Set problem:
Output the data exactly, with every line intact.
* * *
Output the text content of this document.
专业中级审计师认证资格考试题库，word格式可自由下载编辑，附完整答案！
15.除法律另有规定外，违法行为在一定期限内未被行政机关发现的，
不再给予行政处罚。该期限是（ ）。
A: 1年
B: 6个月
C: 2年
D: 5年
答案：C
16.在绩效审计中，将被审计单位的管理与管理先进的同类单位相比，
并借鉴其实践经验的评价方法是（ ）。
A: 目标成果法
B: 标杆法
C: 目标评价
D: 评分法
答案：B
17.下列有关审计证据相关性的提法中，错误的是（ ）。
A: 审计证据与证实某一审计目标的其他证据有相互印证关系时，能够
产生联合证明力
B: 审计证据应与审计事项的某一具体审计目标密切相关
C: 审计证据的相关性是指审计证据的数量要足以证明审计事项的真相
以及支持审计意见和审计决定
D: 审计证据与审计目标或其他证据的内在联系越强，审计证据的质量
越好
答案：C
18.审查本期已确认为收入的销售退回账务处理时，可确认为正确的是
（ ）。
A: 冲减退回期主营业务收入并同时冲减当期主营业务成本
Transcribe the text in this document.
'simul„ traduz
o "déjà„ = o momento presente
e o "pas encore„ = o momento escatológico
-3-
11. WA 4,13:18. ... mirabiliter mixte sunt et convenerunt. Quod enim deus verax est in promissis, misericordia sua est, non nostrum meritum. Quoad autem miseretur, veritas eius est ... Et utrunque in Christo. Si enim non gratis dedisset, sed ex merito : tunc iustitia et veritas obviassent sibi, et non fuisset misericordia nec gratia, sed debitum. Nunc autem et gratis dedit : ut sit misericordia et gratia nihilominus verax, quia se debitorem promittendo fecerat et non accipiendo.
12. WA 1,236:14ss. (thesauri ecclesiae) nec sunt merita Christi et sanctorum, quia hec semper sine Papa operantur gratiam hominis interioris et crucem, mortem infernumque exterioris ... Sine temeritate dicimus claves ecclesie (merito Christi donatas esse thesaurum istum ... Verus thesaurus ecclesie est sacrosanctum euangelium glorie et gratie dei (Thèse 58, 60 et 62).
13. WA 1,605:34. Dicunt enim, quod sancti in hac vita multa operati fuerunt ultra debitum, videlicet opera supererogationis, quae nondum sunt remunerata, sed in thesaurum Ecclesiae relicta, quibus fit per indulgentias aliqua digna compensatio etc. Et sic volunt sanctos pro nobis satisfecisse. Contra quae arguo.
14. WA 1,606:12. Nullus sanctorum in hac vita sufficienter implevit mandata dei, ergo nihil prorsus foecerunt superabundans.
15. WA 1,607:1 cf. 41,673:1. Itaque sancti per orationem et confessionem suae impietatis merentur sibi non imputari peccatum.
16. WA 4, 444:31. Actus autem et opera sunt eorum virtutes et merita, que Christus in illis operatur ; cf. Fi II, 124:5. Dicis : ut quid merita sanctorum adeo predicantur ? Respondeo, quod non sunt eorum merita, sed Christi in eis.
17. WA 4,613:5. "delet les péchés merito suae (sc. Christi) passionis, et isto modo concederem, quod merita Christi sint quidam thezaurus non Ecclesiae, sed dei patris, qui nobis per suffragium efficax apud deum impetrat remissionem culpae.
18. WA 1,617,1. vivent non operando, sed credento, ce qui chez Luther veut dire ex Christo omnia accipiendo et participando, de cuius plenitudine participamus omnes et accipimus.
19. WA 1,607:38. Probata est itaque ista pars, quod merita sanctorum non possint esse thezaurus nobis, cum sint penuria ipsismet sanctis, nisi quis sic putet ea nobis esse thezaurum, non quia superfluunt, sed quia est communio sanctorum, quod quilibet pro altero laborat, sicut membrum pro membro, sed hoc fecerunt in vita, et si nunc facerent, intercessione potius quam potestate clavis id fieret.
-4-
* * *
Reply:
Output the text content of this document.
专业中级审计师认证资格考试题库，word格式可自由下载编辑，附完整答案！
15.除法律另有规定外，违法行为在一定期限内未被行政机关发现的，
不再给予行政处罚。该期限是（ ）。
A: 1年
B: 6个月
C: 2年
D: 5年
答案：C
16.在绩效审计中，将被审计单位的管理与管理先进的同类单位相比，
并借鉴其实践经验的评价方法是（ ）。
A: 目标成果法
B: 标杆法
C: 目标评价
D: 评分法
答案：B
17.下列有关审计证据相关性的提法中，错误的是（ ）。
A: 审计证据与证实某一审计目标的其他证据有相互印证关系时，能够
产生联合证明力
B: 审计证据应与审计事项的某一具体审计目标密切相关
C: 审计证据的相关性是指审计证据的数量要足以证明审计事项的真相
以及支持审计意见和审计决定
D: 审计证据与审计目标或其他证据的内在联系越强，审计证据的质量
越好
答案：C
18.审查本期已确认为收入的销售退回账务处理时，可确认为正确的是
（ ）。
A: 冲减退回期主营业务收入并同时冲减当期主营业务成本
Transcribe the text in this document.
'simul„ traduz
o "déjà„ = o momento presente
e o "pas encore„ = o momento escatológico
-3-
11. WA 4,13:18. ... mirabiliter mixte sunt et convenerunt. Quod enim deus verax est in promissis, misericordia sua est, non nostrum meritum. Quoad autem miseretur, veritas eius est ... Et utrunque in Christo. Si enim non gratis dedisset, sed ex merito : tunc iustitia et veritas obviassent sibi, et non fuisset misericordia nec gratia, sed debitum. Nunc autem et gratis dedit : ut sit misericordia et gratia nihilominus verax, quia se debitorem promittendo fecerat et non accipiendo.
12. WA 1,236:14ss. (thesauri ecclesiae) nec sunt merita Christi et sanctorum, quia hec semper sine Papa operantur gratiam hominis interioris et crucem, mortem infernumque exterioris ... Sine temeritate dicimus claves ecclesie (merito Christi donatas esse thesaurum istum ... Verus thesaurus ecclesie est sacrosanctum euangelium glorie et gratie dei (Thèse 58, 60 et 62).
13. WA 1,605:34. Dicunt enim, quod sancti in hac vita multa operati fuerunt ultra debitum, videlicet opera supererogationis, quae nondum sunt remunerata, sed in thesaurum Ecclesiae relicta, quibus fit per indulgentias aliqua digna compensatio etc. Et sic volunt sanctos pro nobis satisfecisse. Contra quae arguo.
14. WA 1,606:12. Nullus sanctorum in hac vita sufficienter implevit mandata dei, ergo nihil prorsus foecerunt superabundans.
15. WA 1,607:1 cf. 41,673:1. Itaque sancti per orationem et confessionem suae impietatis merentur sibi non imputari peccatum.
16. WA 4, 444:31. Actus autem et opera sunt eorum virtutes et merita, que Christus in illis operatur ; cf. Fi II, 124:5. Dicis : ut quid merita sanctorum adeo predicantur ? Respondeo, quod non sunt eorum merita, sed Christi in eis.
17. WA 4,613:5. "delet les péchés merito suae (sc. Christi) passionis, et isto modo concederem, quod merita Christi sint quidam thezaurus non Ecclesiae, sed dei patris, qui nobis per suffragium efficax apud deum impetrat remissionem culpae.
18. WA 1,617,1. vivent non operando, sed credento, ce qui chez Luther veut dire ex Christo omnia accipiendo et participando, de cuius plenitudine participamus omnes et accipimus.
19. WA 1,607:38. Probata est itaque ista pars, quod merita sanctorum non possint esse thezaurus nobis, cum sint penuria ipsismet sanctis, nisi quis sic putet ea nobis esse thezaurum, non quia superfluunt, sed quia est communio sanctorum, quod quilibet pro altero laborat, sicut membrum pro membro, sed hoc fecerunt in vita, et si nunc facerent, intercessione potius quam potestate clavis id fieret.
-4-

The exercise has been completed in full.